TASK DIRECTIONS
Scan the material that follows. Copy every line containing the word "AVENUS".

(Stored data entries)
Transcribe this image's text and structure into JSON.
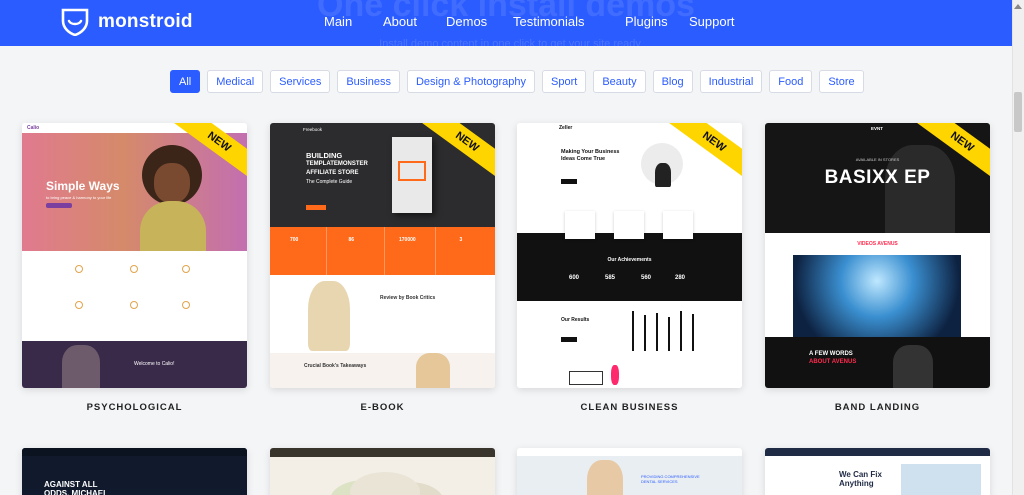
{
  "header": {
    "brand": "monstroid",
    "ghost_title": "One click install demos",
    "ghost_subtitle": "Install demo content in one click to get your site ready",
    "nav": [
      "Main",
      "About",
      "Demos",
      "Testimonials",
      "Plugins",
      "Support"
    ]
  },
  "filters": [
    "All",
    "Medical",
    "Services",
    "Business",
    "Design & Photography",
    "Sport",
    "Beauty",
    "Blog",
    "Industrial",
    "Food",
    "Store"
  ],
  "active_filter": "All",
  "ribbon": "NEW",
  "cards": [
    {
      "title": "PSYCHOLOGICAL",
      "logo": "Calio",
      "hero": "Simple Ways",
      "hero_sub": "to bring peace & harmony to your life",
      "footer_heading": "Welcome to Calio!"
    },
    {
      "title": "E-BOOK",
      "logo": "Freebook",
      "hero_lines": [
        "BUILDING",
        "TEMPLATEMONSTER",
        "AFFILIATE STORE",
        "The Complete Guide"
      ],
      "stats": [
        "700",
        "86",
        "170000",
        "3"
      ],
      "review": "Review by Book Critics",
      "takeaways": "Crucial Book's Takeaways"
    },
    {
      "title": "CLEAN BUSINESS",
      "logo": "Zeller",
      "hero": "Making Your Business Ideas Come True",
      "achievements": "Our Achievements",
      "stats": [
        "600",
        "585",
        "560",
        "280"
      ],
      "results": "Our Results"
    },
    {
      "title": "BAND LANDING",
      "logo": "EVNT",
      "available": "AVAILABLE IN STORES",
      "hero": "BASIXX EP",
      "videos": "VIDEOS AVENUS",
      "few_words_1": "A FEW WORDS",
      "few_words_2": "ABOUT AVENUS"
    }
  ],
  "bottom_cards": [
    {
      "text": "AGAINST ALL ODDS, MICHAEL"
    },
    {
      "text": ""
    },
    {
      "text": "PROVIDING COMPREHENSIVE DENTAL SERVICES"
    },
    {
      "text": "We Can Fix Anything"
    }
  ],
  "colors": {
    "header": "#2b5cff",
    "accent": "#2b5cff",
    "ribbon": "#ffd500",
    "ebook_orange": "#ff6a1a",
    "band_red": "#ff2a4d"
  }
}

WRITTEN REPLY
      "videos": "VIDEOS AVENUS",
      "few_words_2": "ABOUT AVENUS"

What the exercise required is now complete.